▶ **DIRECTIVE**: Please copy out, with no changes, the lines from the one containing "Patent image size: (765, 635)." through the one containing "The lead wire 40 is at (625, 293).".

▶ **EXERCISE MATERIALS**:
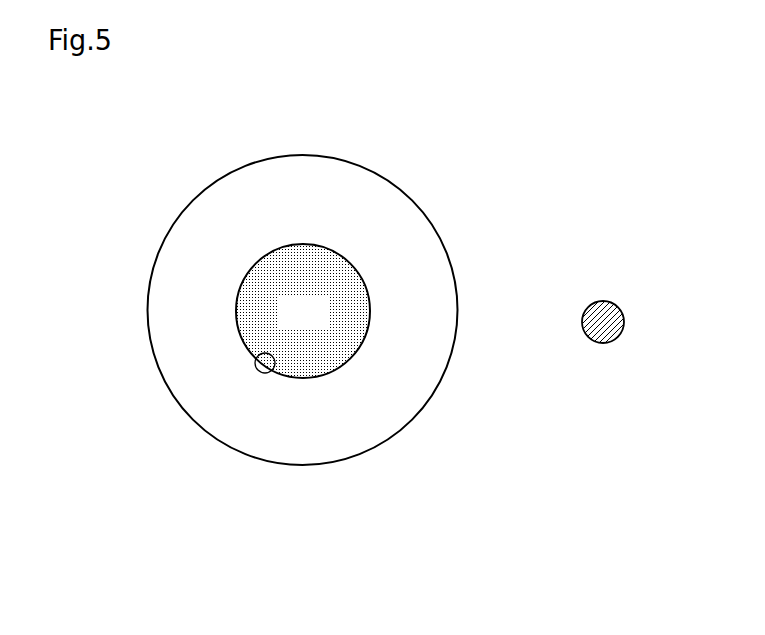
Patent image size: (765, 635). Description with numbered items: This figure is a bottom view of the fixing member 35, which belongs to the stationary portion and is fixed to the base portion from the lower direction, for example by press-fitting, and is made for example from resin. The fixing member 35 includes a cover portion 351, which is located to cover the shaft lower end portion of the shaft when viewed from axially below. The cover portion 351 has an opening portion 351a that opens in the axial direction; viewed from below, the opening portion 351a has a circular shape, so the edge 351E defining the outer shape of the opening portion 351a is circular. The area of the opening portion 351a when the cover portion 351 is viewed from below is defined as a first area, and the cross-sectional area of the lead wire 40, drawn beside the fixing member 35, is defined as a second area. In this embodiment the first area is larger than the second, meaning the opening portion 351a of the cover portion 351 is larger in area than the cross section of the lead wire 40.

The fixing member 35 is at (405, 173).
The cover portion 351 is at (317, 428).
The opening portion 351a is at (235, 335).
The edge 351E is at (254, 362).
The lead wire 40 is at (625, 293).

* * *

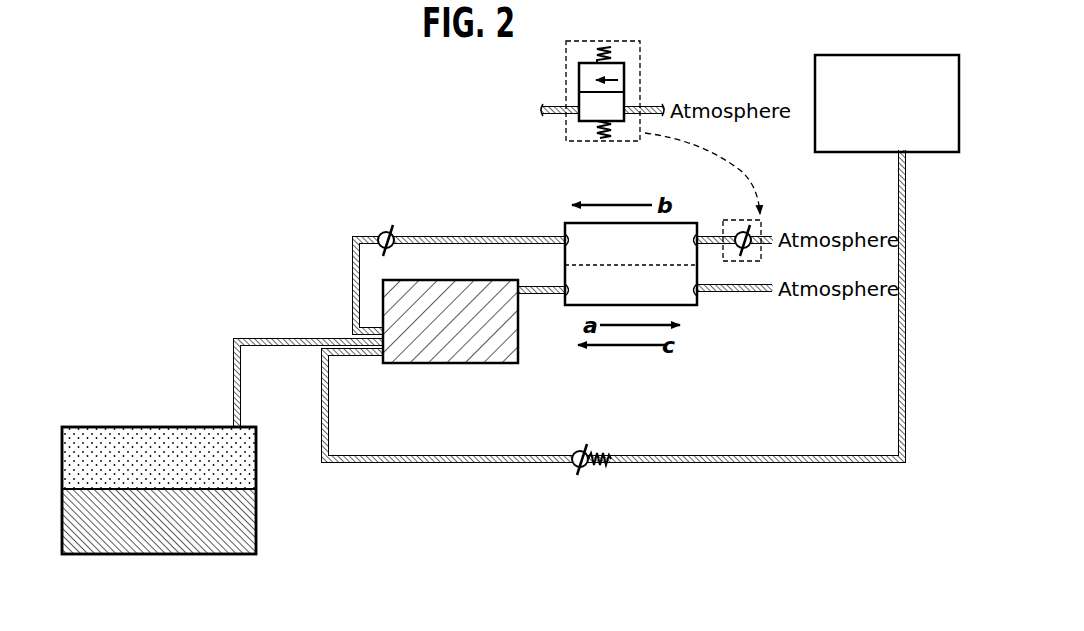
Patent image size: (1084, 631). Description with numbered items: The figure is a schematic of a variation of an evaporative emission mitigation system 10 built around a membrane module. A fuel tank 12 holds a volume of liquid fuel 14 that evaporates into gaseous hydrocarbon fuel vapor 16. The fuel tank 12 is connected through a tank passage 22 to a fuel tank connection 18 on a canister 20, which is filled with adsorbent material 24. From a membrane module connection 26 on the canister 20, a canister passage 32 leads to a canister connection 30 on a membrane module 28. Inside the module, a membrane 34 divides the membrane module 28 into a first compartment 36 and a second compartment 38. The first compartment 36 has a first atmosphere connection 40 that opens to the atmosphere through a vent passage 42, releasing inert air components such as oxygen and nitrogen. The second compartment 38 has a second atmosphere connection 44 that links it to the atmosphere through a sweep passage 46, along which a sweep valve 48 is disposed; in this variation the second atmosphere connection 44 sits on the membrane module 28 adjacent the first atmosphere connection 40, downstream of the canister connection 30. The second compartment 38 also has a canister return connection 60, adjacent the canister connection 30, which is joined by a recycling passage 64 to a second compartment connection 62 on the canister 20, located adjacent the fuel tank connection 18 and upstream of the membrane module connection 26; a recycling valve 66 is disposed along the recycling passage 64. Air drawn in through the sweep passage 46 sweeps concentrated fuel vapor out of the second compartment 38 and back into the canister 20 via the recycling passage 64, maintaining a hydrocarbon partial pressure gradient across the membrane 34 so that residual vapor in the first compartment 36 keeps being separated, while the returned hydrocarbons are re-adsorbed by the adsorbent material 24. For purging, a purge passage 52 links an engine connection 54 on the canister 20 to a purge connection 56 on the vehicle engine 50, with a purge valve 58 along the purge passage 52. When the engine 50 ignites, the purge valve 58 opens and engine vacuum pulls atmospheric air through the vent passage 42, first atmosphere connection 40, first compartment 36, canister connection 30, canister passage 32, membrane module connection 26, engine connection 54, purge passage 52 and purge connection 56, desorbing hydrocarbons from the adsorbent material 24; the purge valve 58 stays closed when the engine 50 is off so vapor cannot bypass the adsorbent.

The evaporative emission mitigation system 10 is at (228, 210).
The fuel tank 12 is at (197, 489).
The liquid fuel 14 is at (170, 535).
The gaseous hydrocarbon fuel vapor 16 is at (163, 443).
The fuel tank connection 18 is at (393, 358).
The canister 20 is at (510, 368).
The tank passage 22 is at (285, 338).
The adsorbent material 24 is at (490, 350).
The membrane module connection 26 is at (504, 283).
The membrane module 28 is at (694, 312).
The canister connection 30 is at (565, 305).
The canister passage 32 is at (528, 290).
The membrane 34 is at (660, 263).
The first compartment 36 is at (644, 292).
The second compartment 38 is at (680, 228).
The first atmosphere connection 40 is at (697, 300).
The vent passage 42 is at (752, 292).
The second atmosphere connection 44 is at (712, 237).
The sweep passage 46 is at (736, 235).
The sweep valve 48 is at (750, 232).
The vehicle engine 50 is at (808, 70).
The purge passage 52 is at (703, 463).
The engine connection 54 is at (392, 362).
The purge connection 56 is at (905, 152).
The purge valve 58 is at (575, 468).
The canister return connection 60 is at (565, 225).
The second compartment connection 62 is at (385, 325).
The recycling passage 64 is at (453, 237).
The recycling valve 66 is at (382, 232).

▶ **SOLVED PROBLEM**:
Patent image size: (765, 635). Description with numbered items: This figure is a bottom view of the fixing member 35, which belongs to the stationary portion and is fixed to the base portion from the lower direction, for example by press-fitting, and is made for example from resin. The fixing member 35 includes a cover portion 351, which is located to cover the shaft lower end portion of the shaft when viewed from axially below. The cover portion 351 has an opening portion 351a that opens in the axial direction; viewed from below, the opening portion 351a has a circular shape, so the edge 351E defining the outer shape of the opening portion 351a is circular. The area of the opening portion 351a when the cover portion 351 is viewed from below is defined as a first area, and the cross-sectional area of the lead wire 40, drawn beside the fixing member 35, is defined as a second area. In this embodiment the first area is larger than the second, meaning the opening portion 351a of the cover portion 351 is larger in area than the cross section of the lead wire 40.

The fixing member 35 is at (405, 173).
The cover portion 351 is at (317, 428).
The opening portion 351a is at (235, 335).
The edge 351E is at (254, 362).
The lead wire 40 is at (625, 293).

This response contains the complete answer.